__Exercise prompt__
Would you retype all of these records exactly?

Figure content listings:
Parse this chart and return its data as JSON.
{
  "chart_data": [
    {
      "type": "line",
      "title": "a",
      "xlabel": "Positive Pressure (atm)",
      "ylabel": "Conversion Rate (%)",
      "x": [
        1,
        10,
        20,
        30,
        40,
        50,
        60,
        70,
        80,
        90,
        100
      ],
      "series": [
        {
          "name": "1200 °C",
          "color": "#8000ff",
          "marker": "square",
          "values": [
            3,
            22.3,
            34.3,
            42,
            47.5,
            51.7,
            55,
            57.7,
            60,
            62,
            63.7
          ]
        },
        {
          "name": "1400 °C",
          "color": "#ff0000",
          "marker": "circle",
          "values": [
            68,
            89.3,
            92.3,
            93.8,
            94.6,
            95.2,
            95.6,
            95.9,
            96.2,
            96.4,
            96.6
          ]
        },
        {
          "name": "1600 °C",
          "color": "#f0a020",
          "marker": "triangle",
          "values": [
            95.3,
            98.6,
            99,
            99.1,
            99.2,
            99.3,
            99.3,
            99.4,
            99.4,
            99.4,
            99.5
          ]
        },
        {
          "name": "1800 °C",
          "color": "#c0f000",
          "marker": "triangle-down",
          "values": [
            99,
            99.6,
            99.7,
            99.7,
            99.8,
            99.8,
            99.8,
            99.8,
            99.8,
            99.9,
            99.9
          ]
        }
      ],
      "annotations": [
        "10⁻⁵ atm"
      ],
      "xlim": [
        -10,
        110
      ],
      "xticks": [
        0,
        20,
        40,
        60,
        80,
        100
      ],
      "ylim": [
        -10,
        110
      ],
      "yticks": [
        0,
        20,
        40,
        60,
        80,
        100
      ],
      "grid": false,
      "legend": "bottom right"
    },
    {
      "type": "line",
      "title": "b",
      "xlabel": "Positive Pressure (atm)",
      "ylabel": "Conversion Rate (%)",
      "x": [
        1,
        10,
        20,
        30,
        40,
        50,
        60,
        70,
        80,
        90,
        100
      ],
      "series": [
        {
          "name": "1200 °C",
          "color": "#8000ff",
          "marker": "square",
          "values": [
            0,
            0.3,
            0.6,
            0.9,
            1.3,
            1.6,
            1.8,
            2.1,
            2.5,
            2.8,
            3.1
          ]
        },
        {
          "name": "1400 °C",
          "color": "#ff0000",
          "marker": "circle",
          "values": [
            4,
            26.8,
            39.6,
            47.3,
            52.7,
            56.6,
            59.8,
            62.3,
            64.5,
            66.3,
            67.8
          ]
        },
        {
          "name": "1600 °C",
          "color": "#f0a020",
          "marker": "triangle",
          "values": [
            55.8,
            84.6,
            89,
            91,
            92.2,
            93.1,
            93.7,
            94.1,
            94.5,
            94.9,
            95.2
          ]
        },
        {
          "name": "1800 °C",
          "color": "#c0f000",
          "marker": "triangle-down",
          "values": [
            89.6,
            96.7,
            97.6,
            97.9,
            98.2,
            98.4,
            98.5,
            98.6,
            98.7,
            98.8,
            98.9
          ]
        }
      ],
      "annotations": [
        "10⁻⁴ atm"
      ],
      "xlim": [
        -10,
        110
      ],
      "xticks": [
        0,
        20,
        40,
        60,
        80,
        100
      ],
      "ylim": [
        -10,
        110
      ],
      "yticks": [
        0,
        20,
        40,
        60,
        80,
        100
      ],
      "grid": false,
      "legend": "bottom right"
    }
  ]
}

__Finished exercise__
Parse this chart and return its data as JSON.
{
  "chart_data": [
    {
      "type": "line",
      "title": "a",
      "xlabel": "Positive Pressure (atm)",
      "ylabel": "Conversion Rate (%)",
      "x": [
        1,
        10,
        20,
        30,
        40,
        50,
        60,
        70,
        80,
        90,
        100
      ],
      "series": [
        {
          "name": "1200 °C",
          "color": "#8000ff",
          "marker": "square",
          "values": [
            3,
            22.3,
            34.3,
            42,
            47.5,
            51.7,
            55,
            57.7,
            60,
            62,
            63.7
          ]
        },
        {
          "name": "1400 °C",
          "color": "#ff0000",
          "marker": "circle",
          "values": [
            68,
            89.3,
            92.3,
            93.8,
            94.6,
            95.2,
            95.6,
            95.9,
            96.2,
            96.4,
            96.6
          ]
        },
        {
          "name": "1600 °C",
          "color": "#f0a020",
          "marker": "triangle",
          "values": [
            95.3,
            98.6,
            99,
            99.1,
            99.2,
            99.3,
            99.3,
            99.4,
            99.4,
            99.4,
            99.5
          ]
        },
        {
          "name": "1800 °C",
          "color": "#c0f000",
          "marker": "triangle-down",
          "values": [
            99,
            99.6,
            99.7,
            99.7,
            99.8,
            99.8,
            99.8,
            99.8,
            99.8,
            99.9,
            99.9
          ]
        }
      ],
      "annotations": [
        "10⁻⁵ atm"
      ],
      "xlim": [
        -10,
        110
      ],
      "xticks": [
        0,
        20,
        40,
        60,
        80,
        100
      ],
      "ylim": [
        -10,
        110
      ],
      "yticks": [
        0,
        20,
        40,
        60,
        80,
        100
      ],
      "grid": false,
      "legend": "bottom right"
    },
    {
      "type": "line",
      "title": "b",
      "xlabel": "Positive Pressure (atm)",
      "ylabel": "Conversion Rate (%)",
      "x": [
        1,
        10,
        20,
        30,
        40,
        50,
        60,
        70,
        80,
        90,
        100
      ],
      "series": [
        {
          "name": "1200 °C",
          "color": "#8000ff",
          "marker": "square",
          "values": [
            0,
            0.3,
            0.6,
            0.9,
            1.3,
            1.6,
            1.8,
            2.1,
            2.5,
            2.8,
            3.1
          ]
        },
        {
          "name": "1400 °C",
          "color": "#ff0000",
          "marker": "circle",
          "values": [
            4,
            26.8,
            39.6,
            47.3,
            52.7,
            56.6,
            59.8,
            62.3,
            64.5,
            66.3,
            67.8
          ]
        },
        {
          "name": "1600 °C",
          "color": "#f0a020",
          "marker": "triangle",
          "values": [
            55.8,
            84.6,
            89,
            91,
            92.2,
            93.1,
            93.7,
            94.1,
            94.5,
            94.9,
            95.2
          ]
        },
        {
          "name": "1800 °C",
          "color": "#c0f000",
          "marker": "triangle-down",
          "values": [
            89.6,
            96.7,
            97.6,
            97.9,
            98.2,
            98.4,
            98.5,
            98.6,
            98.7,
            98.8,
            98.9
          ]
        }
      ],
      "annotations": [
        "10⁻⁴ atm"
      ],
      "xlim": [
        -10,
        110
      ],
      "xticks": [
        0,
        20,
        40,
        60,
        80,
        100
      ],
      "ylim": [
        -10,
        110
      ],
      "yticks": [
        0,
        20,
        40,
        60,
        80,
        100
      ],
      "grid": false,
      "legend": "bottom right"
    }
  ]
}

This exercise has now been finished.